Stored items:
=======

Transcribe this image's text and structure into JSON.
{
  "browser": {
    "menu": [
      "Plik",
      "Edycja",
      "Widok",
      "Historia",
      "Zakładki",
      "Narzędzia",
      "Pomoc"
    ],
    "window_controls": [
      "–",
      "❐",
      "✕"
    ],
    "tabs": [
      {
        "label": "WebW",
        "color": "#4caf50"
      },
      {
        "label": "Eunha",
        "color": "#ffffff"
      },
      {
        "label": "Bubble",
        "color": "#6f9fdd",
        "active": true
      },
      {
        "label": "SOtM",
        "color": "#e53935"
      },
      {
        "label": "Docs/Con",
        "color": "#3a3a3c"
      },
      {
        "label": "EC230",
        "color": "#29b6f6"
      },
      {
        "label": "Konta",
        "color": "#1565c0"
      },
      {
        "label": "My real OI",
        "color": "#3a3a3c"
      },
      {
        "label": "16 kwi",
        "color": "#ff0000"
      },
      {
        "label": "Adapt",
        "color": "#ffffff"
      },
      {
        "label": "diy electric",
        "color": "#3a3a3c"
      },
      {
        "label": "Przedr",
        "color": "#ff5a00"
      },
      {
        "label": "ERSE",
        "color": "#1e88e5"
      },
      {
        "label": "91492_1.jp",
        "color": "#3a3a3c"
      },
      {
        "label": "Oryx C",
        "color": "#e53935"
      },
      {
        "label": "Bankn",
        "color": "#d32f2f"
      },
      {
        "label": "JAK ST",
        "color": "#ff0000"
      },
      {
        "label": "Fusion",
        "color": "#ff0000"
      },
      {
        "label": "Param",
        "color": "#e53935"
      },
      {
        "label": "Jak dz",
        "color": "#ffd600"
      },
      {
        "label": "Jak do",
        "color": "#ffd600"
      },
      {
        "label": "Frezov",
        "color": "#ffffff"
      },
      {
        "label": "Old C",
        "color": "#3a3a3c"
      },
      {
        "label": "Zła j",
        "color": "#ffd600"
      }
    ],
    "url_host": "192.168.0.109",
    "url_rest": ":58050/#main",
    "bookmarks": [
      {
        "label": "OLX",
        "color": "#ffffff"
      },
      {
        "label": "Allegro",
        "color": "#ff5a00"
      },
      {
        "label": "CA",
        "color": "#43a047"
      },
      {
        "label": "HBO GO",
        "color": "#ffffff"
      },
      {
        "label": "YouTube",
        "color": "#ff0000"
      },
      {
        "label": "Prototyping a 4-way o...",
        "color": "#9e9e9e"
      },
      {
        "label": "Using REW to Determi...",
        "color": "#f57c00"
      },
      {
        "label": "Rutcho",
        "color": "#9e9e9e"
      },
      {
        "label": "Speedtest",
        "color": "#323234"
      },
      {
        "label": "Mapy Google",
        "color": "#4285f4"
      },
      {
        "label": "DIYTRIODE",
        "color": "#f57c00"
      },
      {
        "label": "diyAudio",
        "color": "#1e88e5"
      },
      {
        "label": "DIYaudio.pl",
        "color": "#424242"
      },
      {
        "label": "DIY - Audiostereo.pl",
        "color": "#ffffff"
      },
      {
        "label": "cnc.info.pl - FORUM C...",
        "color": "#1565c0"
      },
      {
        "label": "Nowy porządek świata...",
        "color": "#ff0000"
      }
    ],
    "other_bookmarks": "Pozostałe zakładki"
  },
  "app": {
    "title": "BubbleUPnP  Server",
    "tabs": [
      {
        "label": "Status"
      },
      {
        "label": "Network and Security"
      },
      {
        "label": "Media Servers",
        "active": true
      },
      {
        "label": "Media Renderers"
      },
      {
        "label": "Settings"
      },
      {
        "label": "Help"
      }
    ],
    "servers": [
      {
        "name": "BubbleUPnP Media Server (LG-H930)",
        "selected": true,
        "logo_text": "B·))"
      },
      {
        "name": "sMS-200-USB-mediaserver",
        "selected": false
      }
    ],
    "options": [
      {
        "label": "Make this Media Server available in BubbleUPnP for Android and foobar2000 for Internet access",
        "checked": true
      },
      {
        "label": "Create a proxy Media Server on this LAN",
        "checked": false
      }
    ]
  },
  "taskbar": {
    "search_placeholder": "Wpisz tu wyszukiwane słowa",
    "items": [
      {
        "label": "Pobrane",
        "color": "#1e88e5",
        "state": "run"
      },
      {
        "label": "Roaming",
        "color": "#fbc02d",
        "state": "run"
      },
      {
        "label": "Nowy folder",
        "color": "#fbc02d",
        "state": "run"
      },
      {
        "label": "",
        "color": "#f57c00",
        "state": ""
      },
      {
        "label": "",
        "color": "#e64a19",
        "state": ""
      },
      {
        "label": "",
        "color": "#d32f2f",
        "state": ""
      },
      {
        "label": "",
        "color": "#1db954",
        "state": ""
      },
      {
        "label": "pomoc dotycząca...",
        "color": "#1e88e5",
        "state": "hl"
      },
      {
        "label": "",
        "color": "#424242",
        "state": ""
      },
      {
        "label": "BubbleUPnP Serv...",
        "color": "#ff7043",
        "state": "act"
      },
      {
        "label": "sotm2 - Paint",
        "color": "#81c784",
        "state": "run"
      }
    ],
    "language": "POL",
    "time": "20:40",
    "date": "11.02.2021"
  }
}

=======

* [Brief] Note every line above where the string "name" shows up, and copy those lines.

* [Solution below]
        "name": "BubbleUPnP Media Server (LG-H930)",
        "name": "sMS-200-USB-mediaserver",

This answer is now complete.